(Items from a data source)

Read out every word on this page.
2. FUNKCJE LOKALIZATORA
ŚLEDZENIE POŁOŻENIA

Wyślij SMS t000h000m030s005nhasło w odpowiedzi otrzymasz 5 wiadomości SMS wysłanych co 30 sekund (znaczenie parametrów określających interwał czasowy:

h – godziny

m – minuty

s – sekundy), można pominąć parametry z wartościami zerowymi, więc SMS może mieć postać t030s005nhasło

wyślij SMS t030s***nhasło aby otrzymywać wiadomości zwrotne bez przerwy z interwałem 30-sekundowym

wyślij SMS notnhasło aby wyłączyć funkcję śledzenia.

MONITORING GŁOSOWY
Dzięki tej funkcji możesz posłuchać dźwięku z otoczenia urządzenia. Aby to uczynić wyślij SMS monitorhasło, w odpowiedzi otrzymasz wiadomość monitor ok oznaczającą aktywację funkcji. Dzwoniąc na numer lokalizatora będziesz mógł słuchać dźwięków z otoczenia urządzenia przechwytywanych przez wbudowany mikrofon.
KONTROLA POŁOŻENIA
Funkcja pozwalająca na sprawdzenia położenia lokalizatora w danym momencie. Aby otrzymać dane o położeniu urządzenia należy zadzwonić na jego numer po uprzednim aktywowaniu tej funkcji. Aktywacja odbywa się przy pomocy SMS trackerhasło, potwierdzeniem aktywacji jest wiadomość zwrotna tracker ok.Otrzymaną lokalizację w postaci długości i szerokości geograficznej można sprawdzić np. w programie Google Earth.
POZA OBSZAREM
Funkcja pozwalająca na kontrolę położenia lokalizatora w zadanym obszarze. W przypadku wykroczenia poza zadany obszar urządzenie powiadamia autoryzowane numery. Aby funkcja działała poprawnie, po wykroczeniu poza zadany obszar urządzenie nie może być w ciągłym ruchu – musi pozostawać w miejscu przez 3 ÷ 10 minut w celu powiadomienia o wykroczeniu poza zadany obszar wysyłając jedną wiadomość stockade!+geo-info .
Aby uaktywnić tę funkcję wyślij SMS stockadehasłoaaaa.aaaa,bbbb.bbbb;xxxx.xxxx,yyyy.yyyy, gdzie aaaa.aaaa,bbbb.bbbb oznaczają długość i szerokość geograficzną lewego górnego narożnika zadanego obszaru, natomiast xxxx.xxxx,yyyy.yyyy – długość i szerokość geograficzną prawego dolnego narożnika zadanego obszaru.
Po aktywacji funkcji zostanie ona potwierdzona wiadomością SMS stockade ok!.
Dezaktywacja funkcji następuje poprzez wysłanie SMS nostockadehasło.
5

> To be done: State how many lines of the records hold the string "funkcję", and nothing else.

> Finished answer: 2